Instruction: Omit all pictures, then retype the data exactly as given.

Dataset items:

>> Start

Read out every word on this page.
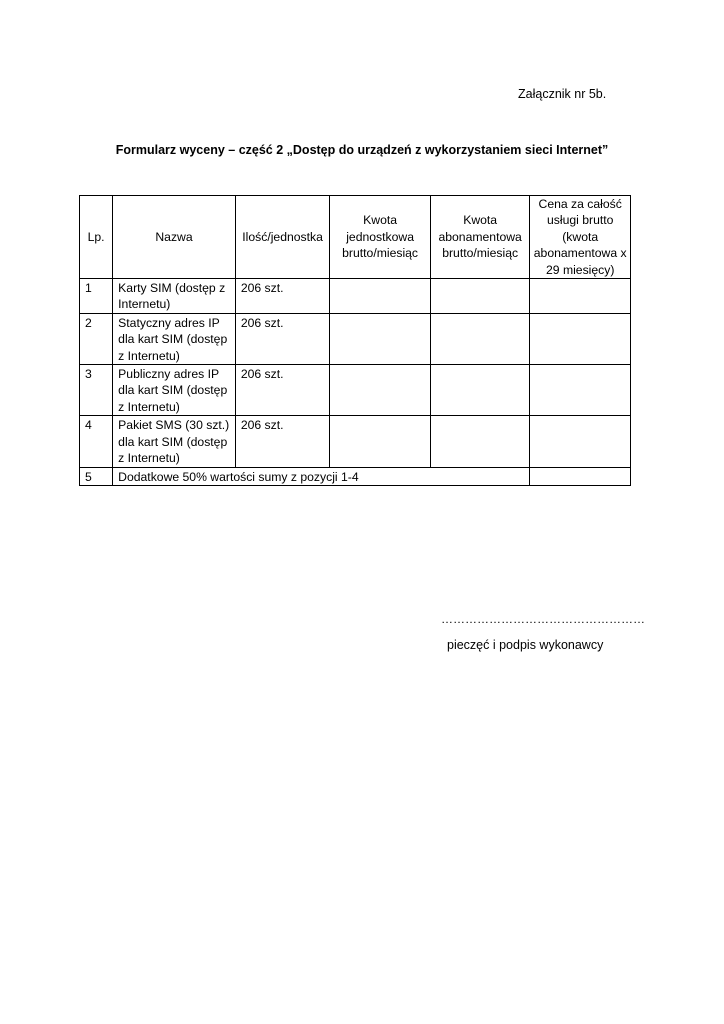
Załącznik nr 5b.
Formularz wyceny – część 2 „Dostęp do urządzeń z wykorzystaniem sieci Internet”
Lp.	Nazwa	Ilość/jednostka	Kwota jednostkowa brutto/miesiąc	Kwota abonamentowa brutto/miesiąc	Cena za całość usługi brutto (kwota abonamentowa x 29 miesięcy)
1	Karty SIM (dostęp z Internetu)	206 szt.			
2	Statyczny adres IP dla kart SIM (dostęp z Internetu)	206 szt.			
3	Publiczny adres IP dla kart SIM (dostęp z Internetu)	206 szt.			
4	Pakiet SMS (30 szt.) dla kart SIM (dostęp z Internetu)	206 szt.			
5	Dodatkowe 50% wartości sumy z pozycji 1-4				
……………………………………………
pieczęć i podpis wykonawcy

>> End

Result of this exercise:
Read out every word on this page.
Załącznik nr 5b.
Formularz wyceny – część 2 „Dostęp do urządzeń z wykorzystaniem sieci Internet”
Lp.	Nazwa	Ilość/jednostka	Kwota jednostkowa brutto/miesiąc	Kwota abonamentowa brutto/miesiąc	Cena za całość usługi brutto (kwota abonamentowa x 29 miesięcy)
1	Karty SIM (dostęp z Internetu)	206 szt.			
2	Statyczny adres IP dla kart SIM (dostęp z Internetu)	206 szt.			
3	Publiczny adres IP dla kart SIM (dostęp z Internetu)	206 szt.			
4	Pakiet SMS (30 szt.) dla kart SIM (dostęp z Internetu)	206 szt.			
5	Dodatkowe 50% wartości sumy z pozycji 1-4				
……………………………………………
pieczęć i podpis wykonawcy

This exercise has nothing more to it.